Exercise> Read the lines below. Copy out any that hold the string "里可以填".

* START Dataset records *

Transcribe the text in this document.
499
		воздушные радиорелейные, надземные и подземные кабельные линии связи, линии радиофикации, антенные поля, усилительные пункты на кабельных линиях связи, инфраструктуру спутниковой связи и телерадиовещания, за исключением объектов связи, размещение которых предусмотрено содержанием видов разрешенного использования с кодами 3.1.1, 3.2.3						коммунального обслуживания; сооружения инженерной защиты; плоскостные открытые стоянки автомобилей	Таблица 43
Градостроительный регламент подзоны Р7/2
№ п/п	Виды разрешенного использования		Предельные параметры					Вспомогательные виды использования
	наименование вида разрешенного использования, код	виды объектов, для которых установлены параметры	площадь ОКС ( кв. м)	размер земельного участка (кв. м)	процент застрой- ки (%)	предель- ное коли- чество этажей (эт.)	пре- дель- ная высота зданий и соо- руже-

* END Dataset records *
* START Dataset records *

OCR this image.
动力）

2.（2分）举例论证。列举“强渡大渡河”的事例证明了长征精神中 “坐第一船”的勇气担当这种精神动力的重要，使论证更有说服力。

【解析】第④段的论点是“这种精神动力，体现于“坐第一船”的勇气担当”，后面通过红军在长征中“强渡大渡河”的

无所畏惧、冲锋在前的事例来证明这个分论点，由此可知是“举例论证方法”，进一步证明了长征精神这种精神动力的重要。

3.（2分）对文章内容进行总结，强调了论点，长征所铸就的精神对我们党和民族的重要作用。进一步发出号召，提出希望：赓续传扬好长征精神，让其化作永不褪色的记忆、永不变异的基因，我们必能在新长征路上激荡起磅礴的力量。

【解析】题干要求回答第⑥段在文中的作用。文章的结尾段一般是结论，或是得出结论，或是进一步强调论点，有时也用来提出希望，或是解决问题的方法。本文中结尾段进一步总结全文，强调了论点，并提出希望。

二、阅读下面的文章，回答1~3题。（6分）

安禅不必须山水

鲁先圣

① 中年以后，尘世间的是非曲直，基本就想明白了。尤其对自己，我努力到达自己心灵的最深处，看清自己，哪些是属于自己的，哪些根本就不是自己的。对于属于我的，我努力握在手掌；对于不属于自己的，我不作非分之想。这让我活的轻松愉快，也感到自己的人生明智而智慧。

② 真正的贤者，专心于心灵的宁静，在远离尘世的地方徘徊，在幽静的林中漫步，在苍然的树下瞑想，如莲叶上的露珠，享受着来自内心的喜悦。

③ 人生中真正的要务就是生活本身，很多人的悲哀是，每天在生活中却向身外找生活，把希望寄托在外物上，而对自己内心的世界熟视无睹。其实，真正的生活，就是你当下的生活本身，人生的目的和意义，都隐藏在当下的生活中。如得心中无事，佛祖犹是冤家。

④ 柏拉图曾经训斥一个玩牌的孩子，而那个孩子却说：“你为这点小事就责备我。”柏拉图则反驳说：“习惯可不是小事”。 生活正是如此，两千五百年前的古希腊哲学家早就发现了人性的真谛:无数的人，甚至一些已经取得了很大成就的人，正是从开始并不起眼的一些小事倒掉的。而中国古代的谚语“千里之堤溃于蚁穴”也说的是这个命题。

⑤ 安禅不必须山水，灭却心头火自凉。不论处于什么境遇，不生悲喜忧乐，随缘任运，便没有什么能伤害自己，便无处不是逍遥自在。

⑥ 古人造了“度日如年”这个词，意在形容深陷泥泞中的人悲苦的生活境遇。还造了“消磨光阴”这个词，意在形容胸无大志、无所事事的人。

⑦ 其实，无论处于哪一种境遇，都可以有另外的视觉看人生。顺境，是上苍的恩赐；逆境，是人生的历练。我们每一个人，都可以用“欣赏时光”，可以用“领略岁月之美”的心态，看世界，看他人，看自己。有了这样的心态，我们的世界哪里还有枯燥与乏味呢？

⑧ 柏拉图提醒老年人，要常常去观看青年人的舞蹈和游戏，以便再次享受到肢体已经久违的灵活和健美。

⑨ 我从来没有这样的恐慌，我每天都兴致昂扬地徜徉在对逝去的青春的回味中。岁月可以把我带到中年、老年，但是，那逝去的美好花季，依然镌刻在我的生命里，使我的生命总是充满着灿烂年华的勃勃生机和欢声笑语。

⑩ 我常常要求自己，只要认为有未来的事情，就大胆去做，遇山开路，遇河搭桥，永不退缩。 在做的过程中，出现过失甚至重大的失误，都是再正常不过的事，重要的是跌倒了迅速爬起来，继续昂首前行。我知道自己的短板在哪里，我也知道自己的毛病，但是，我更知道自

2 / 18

* END Dataset records *
* START Dataset records *

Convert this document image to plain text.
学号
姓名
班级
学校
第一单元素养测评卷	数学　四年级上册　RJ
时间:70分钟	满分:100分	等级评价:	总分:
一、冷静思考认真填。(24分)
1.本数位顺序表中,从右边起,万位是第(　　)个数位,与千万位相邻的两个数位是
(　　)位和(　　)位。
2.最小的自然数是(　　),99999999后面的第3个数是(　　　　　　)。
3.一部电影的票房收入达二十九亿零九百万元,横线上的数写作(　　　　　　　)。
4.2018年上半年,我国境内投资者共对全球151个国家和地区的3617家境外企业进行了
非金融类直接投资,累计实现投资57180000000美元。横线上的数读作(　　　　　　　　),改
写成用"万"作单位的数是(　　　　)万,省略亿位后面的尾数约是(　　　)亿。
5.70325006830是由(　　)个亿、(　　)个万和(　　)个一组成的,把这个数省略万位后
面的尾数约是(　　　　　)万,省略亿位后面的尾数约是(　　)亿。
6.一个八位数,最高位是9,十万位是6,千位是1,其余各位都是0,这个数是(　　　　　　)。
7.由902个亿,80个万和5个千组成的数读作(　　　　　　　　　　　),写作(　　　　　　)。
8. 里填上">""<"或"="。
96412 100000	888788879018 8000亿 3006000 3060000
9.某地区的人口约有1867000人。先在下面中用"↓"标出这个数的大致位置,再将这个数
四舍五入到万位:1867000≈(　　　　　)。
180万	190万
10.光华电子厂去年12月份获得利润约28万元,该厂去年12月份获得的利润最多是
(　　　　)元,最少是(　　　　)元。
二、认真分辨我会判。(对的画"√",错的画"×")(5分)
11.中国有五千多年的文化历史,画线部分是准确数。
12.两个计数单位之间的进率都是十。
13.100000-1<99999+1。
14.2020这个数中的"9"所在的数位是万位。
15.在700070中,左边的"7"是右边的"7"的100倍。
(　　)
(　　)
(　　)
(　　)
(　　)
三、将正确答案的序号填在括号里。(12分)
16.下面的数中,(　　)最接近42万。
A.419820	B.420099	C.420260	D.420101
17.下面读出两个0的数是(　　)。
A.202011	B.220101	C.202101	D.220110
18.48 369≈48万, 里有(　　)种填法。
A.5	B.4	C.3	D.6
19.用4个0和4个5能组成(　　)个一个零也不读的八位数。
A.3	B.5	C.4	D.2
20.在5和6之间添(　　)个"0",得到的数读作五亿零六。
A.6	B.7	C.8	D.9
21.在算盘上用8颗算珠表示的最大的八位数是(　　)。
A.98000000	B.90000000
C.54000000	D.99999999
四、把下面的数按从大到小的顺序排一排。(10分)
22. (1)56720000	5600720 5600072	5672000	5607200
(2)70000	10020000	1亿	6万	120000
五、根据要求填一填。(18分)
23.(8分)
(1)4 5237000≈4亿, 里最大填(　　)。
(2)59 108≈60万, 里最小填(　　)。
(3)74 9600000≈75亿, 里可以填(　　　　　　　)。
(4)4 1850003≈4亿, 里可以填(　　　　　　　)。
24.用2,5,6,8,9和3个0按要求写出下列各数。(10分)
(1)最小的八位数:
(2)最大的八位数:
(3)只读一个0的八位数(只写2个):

* END Dataset records *

Output for this exercise>
(3)74 9600000≈75亿, 里可以填(　　　　　　　)。
(4)4 1850003≈4亿, 里可以填(　　　　　　　)。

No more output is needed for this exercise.